:: Entries provided ::
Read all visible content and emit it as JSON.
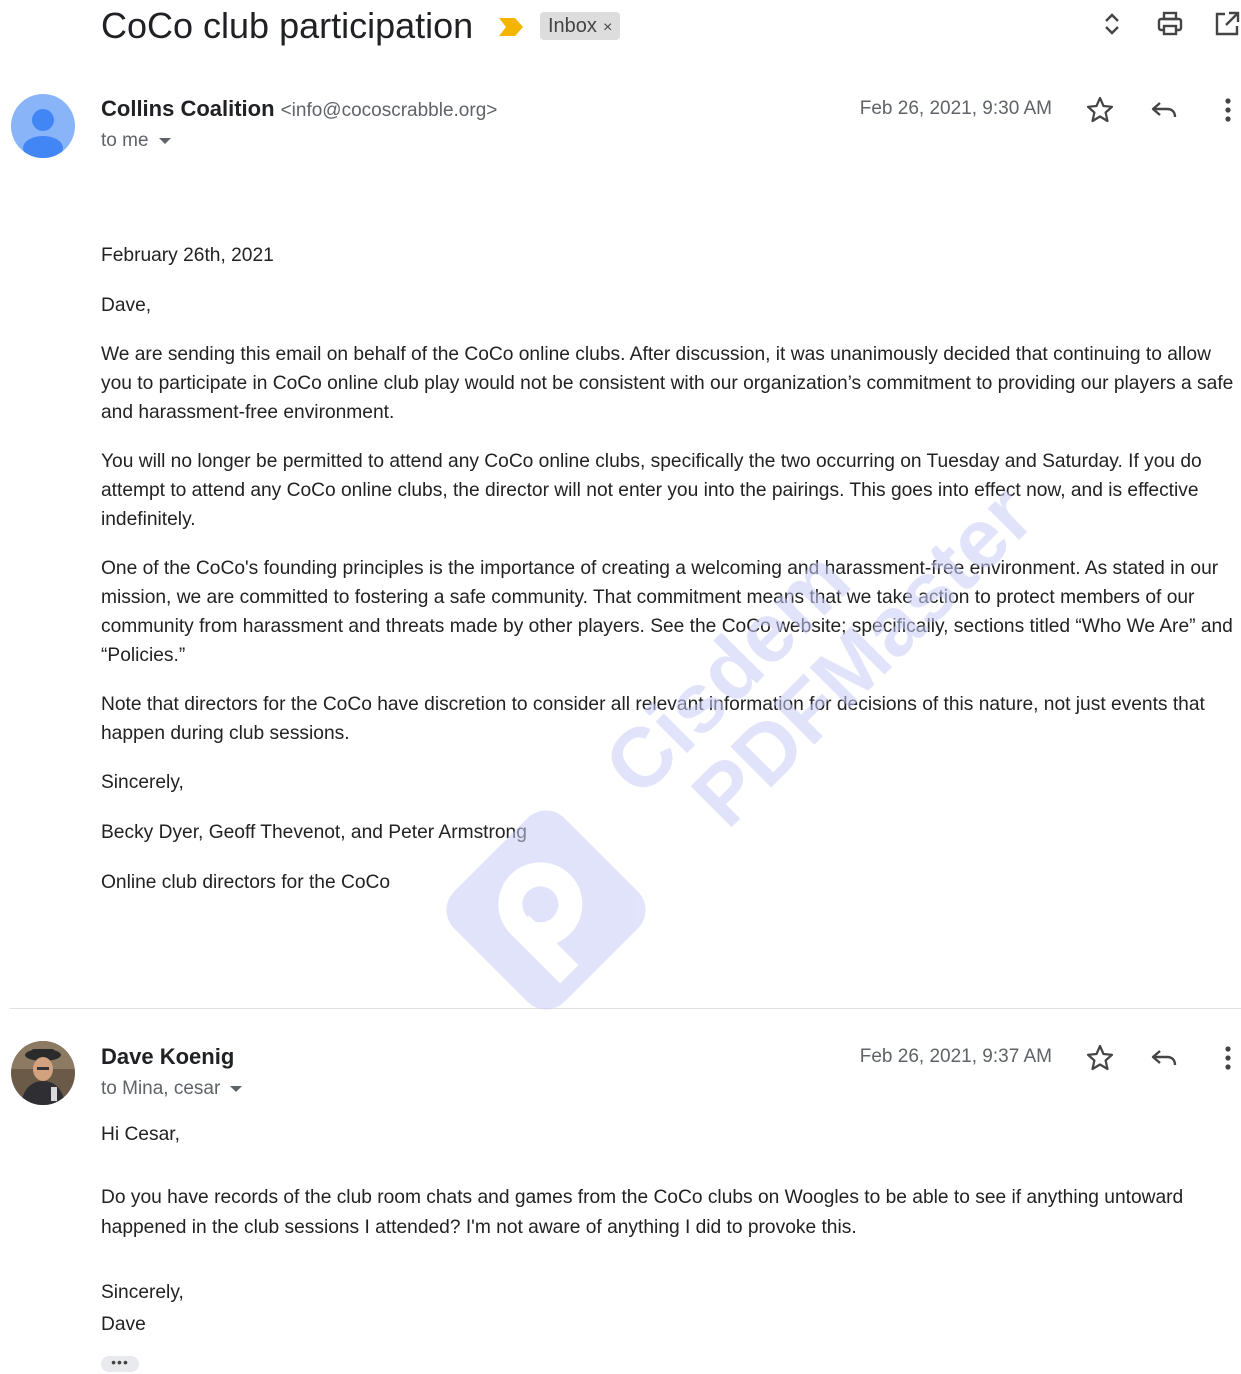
{
  "thread": {
    "subject": "CoCo club participation",
    "label": "Inbox",
    "label_remove": "×"
  },
  "messages": [
    {
      "sender_name": "Collins Coalition",
      "sender_email": "<info@cocoscrabble.org>",
      "recipients": "to me",
      "date": "Feb 26, 2021, 9:30 AM",
      "body": [
        "February 26th, 2021",
        "Dave,",
        "We are sending this email on behalf of the CoCo online clubs. After discussion, it was unanimously decided that continuing to allow you to participate in CoCo online club play would not be consistent with our organization’s commitment to providing our players a safe and harassment-free environment.",
        "You will no longer be permitted to attend any CoCo online clubs, specifically the two occurring on Tuesday and Saturday. If you do attempt to attend any CoCo online clubs, the director will not enter you into the pairings. This goes into effect now, and is effective indefinitely.",
        "One of the CoCo's founding principles is the importance of creating a welcoming and harassment-free environment. As stated in our mission, we are committed to fostering a safe community. That commitment means that we take action to protect members of our community from harassment and threats made by other players. See the CoCo website; specifically, sections titled “Who We Are” and “Policies.”",
        "Note that directors for the CoCo have discretion to consider all relevant information for decisions of this nature, not just events that happen during club sessions.",
        "Sincerely,",
        "Becky Dyer, Geoff Thevenot, and Peter Armstrong",
        "Online club directors for the CoCo"
      ]
    },
    {
      "sender_name": "Dave Koenig",
      "sender_email": "",
      "recipients": "to Mina, cesar",
      "date": "Feb 26, 2021, 9:37 AM",
      "body": [
        "Hi Cesar,",
        "Do you have records of the club room chats and games from the CoCo clubs on Woogles to be able to see if anything untoward happened in the club sessions I attended? I'm not aware of anything I did to provoke this.",
        "Sincerely,",
        "Dave"
      ],
      "trimmed_content": "•••"
    }
  ],
  "watermark": {
    "line1": "Cisdem",
    "line2": "PDFMaster"
  },
  "colors": {
    "importance": "#f4b400",
    "avatar_default": "#4285f4",
    "watermark": "#c9cdf7"
  },
  "icons": {
    "expand": "unfold-icon",
    "print": "print-icon",
    "popout": "open-in-new-icon",
    "star": "star-icon",
    "reply": "reply-icon",
    "more": "more-vert-icon"
  }
}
:::
Problem to work on
Your task is to list each line of the records with the word "date".

Worked answer
      "date": "Feb 26, 2021, 9:30 AM",
      "date": "Feb 26, 2021, 9:37 AM",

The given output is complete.